- PROBLEM DESCRIPTION: Write out every record in full, exactly as written, please.

- TASK INPUTS:
==*==
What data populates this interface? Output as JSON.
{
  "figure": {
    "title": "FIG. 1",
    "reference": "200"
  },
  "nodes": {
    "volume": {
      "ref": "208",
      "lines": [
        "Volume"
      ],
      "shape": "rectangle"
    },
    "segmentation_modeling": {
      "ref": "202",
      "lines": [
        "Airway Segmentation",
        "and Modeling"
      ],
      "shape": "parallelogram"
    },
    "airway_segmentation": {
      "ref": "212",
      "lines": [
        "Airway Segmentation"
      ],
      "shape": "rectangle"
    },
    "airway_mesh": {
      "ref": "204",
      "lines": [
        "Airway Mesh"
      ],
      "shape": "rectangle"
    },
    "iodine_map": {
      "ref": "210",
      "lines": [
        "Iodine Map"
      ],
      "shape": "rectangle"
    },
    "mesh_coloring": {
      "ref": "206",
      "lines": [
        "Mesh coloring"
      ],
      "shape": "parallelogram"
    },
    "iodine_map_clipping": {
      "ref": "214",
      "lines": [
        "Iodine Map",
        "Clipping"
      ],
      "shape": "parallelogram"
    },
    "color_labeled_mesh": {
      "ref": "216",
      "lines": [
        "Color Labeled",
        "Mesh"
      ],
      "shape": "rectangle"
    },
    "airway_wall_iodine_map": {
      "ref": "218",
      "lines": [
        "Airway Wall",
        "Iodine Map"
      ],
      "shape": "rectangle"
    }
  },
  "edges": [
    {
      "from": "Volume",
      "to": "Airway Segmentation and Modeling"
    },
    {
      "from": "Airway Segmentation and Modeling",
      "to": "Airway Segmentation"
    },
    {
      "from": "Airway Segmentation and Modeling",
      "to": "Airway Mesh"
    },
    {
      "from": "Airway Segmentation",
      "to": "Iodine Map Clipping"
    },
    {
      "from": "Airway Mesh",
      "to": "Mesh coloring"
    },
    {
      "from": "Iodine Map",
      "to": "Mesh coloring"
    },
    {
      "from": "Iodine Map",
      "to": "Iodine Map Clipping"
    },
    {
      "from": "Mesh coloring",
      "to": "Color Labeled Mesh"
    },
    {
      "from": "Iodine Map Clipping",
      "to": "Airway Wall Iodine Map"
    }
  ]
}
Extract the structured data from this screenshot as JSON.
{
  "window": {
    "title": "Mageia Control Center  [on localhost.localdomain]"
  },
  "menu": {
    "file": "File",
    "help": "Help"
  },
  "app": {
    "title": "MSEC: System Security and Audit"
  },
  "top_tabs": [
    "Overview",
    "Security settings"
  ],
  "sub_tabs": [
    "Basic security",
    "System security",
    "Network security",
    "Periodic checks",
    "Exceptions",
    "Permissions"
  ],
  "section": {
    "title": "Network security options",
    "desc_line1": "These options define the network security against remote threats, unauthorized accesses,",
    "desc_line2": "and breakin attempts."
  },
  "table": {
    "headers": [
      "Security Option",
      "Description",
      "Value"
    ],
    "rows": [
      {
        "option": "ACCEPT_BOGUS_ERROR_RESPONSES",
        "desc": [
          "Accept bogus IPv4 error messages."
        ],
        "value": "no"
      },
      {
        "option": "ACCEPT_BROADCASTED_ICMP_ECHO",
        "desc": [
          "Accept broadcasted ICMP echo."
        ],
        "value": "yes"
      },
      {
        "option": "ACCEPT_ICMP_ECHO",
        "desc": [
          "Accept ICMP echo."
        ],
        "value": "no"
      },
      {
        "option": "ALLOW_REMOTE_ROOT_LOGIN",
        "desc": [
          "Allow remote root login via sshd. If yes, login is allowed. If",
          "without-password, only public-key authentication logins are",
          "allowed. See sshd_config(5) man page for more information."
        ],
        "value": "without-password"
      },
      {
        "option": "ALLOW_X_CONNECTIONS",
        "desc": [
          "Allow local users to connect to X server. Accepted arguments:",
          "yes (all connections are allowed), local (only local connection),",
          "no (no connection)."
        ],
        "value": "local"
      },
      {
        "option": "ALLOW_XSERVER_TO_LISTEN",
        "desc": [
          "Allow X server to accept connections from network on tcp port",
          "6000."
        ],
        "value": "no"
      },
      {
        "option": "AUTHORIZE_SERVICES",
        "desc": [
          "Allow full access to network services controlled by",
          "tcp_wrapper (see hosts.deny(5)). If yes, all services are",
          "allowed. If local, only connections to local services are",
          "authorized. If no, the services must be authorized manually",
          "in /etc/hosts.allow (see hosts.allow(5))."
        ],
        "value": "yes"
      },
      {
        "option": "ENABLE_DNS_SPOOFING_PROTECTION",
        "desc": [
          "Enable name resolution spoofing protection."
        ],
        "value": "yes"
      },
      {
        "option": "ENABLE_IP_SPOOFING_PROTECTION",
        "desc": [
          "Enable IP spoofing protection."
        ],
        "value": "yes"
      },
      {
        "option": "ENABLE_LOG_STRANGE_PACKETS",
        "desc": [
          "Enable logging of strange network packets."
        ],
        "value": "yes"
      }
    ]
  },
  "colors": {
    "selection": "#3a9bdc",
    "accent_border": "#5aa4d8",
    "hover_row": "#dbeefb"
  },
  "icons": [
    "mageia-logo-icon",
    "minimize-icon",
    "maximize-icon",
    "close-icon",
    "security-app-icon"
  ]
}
==*==
- CORRECT ANSWER:
What data populates this interface? Output as JSON.
{
  "figure": {
    "title": "FIG. 1",
    "reference": "200"
  },
  "nodes": {
    "volume": {
      "ref": "208",
      "lines": [
        "Volume"
      ],
      "shape": "rectangle"
    },
    "segmentation_modeling": {
      "ref": "202",
      "lines": [
        "Airway Segmentation",
        "and Modeling"
      ],
      "shape": "parallelogram"
    },
    "airway_segmentation": {
      "ref": "212",
      "lines": [
        "Airway Segmentation"
      ],
      "shape": "rectangle"
    },
    "airway_mesh": {
      "ref": "204",
      "lines": [
        "Airway Mesh"
      ],
      "shape": "rectangle"
    },
    "iodine_map": {
      "ref": "210",
      "lines": [
        "Iodine Map"
      ],
      "shape": "rectangle"
    },
    "mesh_coloring": {
      "ref": "206",
      "lines": [
        "Mesh coloring"
      ],
      "shape": "parallelogram"
    },
    "iodine_map_clipping": {
      "ref": "214",
      "lines": [
        "Iodine Map",
        "Clipping"
      ],
      "shape": "parallelogram"
    },
    "color_labeled_mesh": {
      "ref": "216",
      "lines": [
        "Color Labeled",
        "Mesh"
      ],
      "shape": "rectangle"
    },
    "airway_wall_iodine_map": {
      "ref": "218",
      "lines": [
        "Airway Wall",
        "Iodine Map"
      ],
      "shape": "rectangle"
    }
  },
  "edges": [
    {
      "from": "Volume",
      "to": "Airway Segmentation and Modeling"
    },
    {
      "from": "Airway Segmentation and Modeling",
      "to": "Airway Segmentation"
    },
    {
      "from": "Airway Segmentation and Modeling",
      "to": "Airway Mesh"
    },
    {
      "from": "Airway Segmentation",
      "to": "Iodine Map Clipping"
    },
    {
      "from": "Airway Mesh",
      "to": "Mesh coloring"
    },
    {
      "from": "Iodine Map",
      "to": "Mesh coloring"
    },
    {
      "from": "Iodine Map",
      "to": "Iodine Map Clipping"
    },
    {
      "from": "Mesh coloring",
      "to": "Color Labeled Mesh"
    },
    {
      "from": "Iodine Map Clipping",
      "to": "Airway Wall Iodine Map"
    }
  ]
}
Extract the structured data from this screenshot as JSON.
{
  "window": {
    "title": "Mageia Control Center  [on localhost.localdomain]"
  },
  "menu": {
    "file": "File",
    "help": "Help"
  },
  "app": {
    "title": "MSEC: System Security and Audit"
  },
  "top_tabs": [
    "Overview",
    "Security settings"
  ],
  "sub_tabs": [
    "Basic security",
    "System security",
    "Network security",
    "Periodic checks",
    "Exceptions",
    "Permissions"
  ],
  "section": {
    "title": "Network security options",
    "desc_line1": "These options define the network security against remote threats, unauthorized accesses,",
    "desc_line2": "and breakin attempts."
  },
  "table": {
    "headers": [
      "Security Option",
      "Description",
      "Value"
    ],
    "rows": [
      {
        "option": "ACCEPT_BOGUS_ERROR_RESPONSES",
        "desc": [
          "Accept bogus IPv4 error messages."
        ],
        "value": "no"
      },
      {
        "option": "ACCEPT_BROADCASTED_ICMP_ECHO",
        "desc": [
          "Accept broadcasted ICMP echo."
        ],
        "value": "yes"
      },
      {
        "option": "ACCEPT_ICMP_ECHO",
        "desc": [
          "Accept ICMP echo."
        ],
        "value": "no"
      },
      {
        "option": "ALLOW_REMOTE_ROOT_LOGIN",
        "desc": [
          "Allow remote root login via sshd. If yes, login is allowed. If",
          "without-password, only public-key authentication logins are",
          "allowed. See sshd_config(5) man page for more information."
        ],
        "value": "without-password"
      },
      {
        "option": "ALLOW_X_CONNECTIONS",
        "desc": [
          "Allow local users to connect to X server. Accepted arguments:",
          "yes (all connections are allowed), local (only local connection),",
          "no (no connection)."
        ],
        "value": "local"
      },
      {
        "option": "ALLOW_XSERVER_TO_LISTEN",
        "desc": [
          "Allow X server to accept connections from network on tcp port",
          "6000."
        ],
        "value": "no"
      },
      {
        "option": "AUTHORIZE_SERVICES",
        "desc": [
          "Allow full access to network services controlled by",
          "tcp_wrapper (see hosts.deny(5)). If yes, all services are",
          "allowed. If local, only connections to local services are",
          "authorized. If no, the services must be authorized manually",
          "in /etc/hosts.allow (see hosts.allow(5))."
        ],
        "value": "yes"
      },
      {
        "option": "ENABLE_DNS_SPOOFING_PROTECTION",
        "desc": [
          "Enable name resolution spoofing protection."
        ],
        "value": "yes"
      },
      {
        "option": "ENABLE_IP_SPOOFING_PROTECTION",
        "desc": [
          "Enable IP spoofing protection."
        ],
        "value": "yes"
      },
      {
        "option": "ENABLE_LOG_STRANGE_PACKETS",
        "desc": [
          "Enable logging of strange network packets."
        ],
        "value": "yes"
      }
    ]
  },
  "colors": {
    "selection": "#3a9bdc",
    "accent_border": "#5aa4d8",
    "hover_row": "#dbeefb"
  },
  "icons": [
    "mageia-logo-icon",
    "minimize-icon",
    "maximize-icon",
    "close-icon",
    "security-app-icon"
  ]
}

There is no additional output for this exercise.